> **AIM OF THE EXERCISE**
Go through the material below and copy each line where the word "Edytuj" appears.
## START RAW RECORDS
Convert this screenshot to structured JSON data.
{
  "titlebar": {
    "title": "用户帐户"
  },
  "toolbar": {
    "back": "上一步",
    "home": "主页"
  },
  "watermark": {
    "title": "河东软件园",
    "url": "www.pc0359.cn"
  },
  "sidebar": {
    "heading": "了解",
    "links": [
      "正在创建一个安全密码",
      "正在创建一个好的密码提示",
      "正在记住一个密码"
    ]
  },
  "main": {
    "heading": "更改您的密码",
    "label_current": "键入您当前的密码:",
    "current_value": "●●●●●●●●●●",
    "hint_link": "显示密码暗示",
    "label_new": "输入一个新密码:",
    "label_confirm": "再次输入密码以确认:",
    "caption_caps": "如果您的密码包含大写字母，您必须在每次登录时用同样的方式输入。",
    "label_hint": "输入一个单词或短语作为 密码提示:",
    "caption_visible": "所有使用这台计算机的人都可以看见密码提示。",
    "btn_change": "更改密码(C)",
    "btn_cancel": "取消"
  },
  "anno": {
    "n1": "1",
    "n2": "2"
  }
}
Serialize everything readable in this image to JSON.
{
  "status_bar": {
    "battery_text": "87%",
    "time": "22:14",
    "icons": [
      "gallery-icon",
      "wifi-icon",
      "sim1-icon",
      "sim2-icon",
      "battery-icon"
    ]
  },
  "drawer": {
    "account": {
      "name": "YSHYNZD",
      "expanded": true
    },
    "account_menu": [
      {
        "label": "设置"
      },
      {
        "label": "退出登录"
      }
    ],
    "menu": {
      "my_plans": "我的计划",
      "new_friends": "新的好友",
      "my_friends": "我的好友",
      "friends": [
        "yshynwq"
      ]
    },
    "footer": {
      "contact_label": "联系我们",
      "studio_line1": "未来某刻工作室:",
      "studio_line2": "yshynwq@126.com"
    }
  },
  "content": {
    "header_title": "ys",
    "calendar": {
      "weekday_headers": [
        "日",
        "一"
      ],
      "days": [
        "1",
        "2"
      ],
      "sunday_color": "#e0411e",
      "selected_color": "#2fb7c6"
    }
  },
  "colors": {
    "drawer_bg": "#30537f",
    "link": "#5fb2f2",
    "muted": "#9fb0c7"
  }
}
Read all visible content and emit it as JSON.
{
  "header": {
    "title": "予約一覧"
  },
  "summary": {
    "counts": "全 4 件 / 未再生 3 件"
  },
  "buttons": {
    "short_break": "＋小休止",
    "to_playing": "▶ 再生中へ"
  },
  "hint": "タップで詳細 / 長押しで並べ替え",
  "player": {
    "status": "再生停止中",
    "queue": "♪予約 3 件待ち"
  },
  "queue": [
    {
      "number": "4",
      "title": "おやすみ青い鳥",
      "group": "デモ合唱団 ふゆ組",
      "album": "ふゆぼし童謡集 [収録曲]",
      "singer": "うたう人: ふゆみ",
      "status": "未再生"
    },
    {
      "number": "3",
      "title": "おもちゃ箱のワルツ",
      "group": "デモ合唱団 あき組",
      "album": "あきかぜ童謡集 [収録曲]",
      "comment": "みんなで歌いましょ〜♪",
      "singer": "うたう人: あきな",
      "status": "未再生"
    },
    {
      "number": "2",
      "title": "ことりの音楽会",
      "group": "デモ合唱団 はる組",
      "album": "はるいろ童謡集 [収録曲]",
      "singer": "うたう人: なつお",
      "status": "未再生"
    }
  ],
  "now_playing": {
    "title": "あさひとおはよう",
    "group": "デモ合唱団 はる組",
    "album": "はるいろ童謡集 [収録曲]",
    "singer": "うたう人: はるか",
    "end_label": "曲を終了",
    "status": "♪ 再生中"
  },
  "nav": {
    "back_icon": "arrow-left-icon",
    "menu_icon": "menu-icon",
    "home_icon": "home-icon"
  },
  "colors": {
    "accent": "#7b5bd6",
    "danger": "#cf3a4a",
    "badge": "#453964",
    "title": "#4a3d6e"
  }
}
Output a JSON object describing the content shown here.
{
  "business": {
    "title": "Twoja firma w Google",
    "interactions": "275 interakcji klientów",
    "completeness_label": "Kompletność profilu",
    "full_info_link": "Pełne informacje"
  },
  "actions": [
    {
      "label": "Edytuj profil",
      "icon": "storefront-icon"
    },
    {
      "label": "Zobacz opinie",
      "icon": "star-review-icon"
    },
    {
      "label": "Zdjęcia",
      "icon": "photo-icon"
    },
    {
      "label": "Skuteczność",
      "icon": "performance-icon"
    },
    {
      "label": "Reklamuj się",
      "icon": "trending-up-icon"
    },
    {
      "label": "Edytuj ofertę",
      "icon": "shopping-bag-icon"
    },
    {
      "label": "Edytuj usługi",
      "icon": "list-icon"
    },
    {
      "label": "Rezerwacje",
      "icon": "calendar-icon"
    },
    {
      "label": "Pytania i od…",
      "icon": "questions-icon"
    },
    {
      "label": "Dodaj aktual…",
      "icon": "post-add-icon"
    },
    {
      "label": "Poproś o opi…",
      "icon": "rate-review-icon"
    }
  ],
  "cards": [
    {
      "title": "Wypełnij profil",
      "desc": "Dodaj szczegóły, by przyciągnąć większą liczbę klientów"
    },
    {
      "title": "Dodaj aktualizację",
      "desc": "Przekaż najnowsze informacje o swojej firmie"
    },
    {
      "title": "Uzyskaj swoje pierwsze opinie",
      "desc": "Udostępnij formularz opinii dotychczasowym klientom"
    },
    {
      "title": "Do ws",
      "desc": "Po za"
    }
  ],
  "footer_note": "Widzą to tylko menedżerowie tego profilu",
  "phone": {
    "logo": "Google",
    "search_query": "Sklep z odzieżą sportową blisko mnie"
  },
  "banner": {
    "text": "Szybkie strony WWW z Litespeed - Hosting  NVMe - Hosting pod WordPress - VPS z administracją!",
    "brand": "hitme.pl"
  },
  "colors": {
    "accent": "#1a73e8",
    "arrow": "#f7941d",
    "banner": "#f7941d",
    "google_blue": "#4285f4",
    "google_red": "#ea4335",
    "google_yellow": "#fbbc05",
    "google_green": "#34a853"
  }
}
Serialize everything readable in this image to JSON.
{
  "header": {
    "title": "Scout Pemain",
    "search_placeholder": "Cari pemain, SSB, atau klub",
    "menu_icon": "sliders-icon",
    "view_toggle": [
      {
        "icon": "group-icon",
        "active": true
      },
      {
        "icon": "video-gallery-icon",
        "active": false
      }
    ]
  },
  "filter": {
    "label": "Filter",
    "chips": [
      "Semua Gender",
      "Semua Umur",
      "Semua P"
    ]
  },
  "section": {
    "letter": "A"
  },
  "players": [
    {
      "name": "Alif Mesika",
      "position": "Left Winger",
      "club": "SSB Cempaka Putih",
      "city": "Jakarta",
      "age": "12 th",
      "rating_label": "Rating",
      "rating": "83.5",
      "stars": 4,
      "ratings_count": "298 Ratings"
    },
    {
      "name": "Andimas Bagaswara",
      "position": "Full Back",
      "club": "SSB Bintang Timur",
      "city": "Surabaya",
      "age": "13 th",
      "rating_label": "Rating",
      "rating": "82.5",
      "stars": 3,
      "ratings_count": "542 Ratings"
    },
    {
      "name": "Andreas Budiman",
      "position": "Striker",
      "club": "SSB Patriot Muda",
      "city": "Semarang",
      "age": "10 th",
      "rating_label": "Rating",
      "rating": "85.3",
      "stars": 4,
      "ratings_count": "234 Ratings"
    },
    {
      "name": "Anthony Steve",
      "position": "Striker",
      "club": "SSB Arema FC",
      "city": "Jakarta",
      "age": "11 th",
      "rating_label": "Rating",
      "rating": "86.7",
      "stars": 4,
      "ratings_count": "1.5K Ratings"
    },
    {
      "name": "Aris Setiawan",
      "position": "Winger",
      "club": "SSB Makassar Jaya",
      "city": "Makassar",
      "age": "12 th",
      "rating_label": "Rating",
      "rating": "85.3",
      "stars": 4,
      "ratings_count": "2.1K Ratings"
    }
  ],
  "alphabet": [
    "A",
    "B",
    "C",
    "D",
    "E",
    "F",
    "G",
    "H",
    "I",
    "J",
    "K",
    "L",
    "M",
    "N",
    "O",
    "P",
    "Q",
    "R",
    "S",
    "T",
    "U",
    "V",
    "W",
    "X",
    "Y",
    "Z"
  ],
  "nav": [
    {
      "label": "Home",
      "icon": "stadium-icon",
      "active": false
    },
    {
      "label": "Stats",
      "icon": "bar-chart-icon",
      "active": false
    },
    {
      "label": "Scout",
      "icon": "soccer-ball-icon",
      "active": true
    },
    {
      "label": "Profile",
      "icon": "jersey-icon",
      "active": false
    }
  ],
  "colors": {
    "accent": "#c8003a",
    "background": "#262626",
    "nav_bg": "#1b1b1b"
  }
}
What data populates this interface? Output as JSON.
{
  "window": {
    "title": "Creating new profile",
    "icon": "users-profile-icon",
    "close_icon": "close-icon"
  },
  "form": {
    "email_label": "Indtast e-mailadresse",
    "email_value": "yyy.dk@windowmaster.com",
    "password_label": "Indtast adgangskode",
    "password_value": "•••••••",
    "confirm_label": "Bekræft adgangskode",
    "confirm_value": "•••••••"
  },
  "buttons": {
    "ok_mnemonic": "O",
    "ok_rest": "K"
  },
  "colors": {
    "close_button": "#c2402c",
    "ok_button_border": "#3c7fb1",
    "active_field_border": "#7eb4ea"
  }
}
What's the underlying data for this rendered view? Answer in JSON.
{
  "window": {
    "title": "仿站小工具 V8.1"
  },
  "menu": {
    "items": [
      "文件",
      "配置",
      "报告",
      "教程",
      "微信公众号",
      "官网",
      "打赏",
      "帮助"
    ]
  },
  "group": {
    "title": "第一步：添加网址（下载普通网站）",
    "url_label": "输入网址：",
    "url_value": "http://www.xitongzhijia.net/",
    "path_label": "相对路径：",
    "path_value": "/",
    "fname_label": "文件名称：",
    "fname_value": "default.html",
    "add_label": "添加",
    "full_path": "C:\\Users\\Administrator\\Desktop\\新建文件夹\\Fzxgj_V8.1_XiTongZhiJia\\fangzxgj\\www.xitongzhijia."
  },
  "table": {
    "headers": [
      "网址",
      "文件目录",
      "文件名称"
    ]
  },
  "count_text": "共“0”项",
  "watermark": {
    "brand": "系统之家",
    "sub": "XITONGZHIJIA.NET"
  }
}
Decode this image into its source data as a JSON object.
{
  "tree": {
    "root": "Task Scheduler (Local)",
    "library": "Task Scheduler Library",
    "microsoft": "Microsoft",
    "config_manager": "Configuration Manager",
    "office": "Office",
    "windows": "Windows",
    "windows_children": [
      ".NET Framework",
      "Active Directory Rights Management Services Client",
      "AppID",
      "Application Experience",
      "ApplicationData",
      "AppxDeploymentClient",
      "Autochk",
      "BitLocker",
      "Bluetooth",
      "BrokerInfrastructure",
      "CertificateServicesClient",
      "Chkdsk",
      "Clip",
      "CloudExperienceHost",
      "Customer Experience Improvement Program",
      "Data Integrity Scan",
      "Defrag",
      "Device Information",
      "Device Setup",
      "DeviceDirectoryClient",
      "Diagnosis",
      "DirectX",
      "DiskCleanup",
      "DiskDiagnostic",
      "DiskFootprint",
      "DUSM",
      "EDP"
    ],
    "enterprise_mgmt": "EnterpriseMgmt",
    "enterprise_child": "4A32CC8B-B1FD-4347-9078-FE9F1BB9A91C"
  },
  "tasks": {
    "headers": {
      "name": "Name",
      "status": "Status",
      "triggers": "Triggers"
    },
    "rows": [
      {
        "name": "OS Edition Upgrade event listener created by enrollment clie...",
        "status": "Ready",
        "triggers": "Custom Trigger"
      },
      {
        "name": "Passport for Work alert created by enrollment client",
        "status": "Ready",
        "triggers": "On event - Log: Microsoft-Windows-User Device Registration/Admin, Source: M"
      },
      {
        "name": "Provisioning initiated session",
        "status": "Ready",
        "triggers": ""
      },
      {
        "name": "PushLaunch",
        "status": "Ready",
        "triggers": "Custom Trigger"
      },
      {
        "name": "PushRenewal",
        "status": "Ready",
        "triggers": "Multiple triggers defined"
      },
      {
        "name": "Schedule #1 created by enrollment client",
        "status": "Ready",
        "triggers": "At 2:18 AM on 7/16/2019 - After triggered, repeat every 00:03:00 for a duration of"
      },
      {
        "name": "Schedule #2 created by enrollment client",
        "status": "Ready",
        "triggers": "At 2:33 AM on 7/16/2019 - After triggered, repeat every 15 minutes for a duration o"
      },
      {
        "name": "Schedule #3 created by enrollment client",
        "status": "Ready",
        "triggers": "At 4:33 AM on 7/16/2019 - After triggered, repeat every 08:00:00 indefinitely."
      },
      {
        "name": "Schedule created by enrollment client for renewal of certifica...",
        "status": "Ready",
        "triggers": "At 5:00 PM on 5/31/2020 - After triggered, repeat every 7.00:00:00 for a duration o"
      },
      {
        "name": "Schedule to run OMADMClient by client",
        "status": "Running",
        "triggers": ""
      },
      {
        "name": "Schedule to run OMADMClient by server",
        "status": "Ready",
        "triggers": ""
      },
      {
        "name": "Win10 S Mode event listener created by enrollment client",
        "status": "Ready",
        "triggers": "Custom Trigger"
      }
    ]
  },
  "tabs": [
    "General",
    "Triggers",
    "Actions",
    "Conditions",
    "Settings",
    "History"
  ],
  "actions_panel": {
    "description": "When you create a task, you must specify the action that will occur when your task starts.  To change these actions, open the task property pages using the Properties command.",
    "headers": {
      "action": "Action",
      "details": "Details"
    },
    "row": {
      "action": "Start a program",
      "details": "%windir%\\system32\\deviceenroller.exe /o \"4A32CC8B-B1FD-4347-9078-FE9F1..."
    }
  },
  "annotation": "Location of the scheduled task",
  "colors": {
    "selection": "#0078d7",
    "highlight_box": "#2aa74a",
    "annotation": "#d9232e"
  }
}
## END RAW RECORDS
> **RESULT OF THIS TASK**
      "label": "Edytuj profil",
      "label": "Edytuj ofertę",
      "label": "Edytuj usługi",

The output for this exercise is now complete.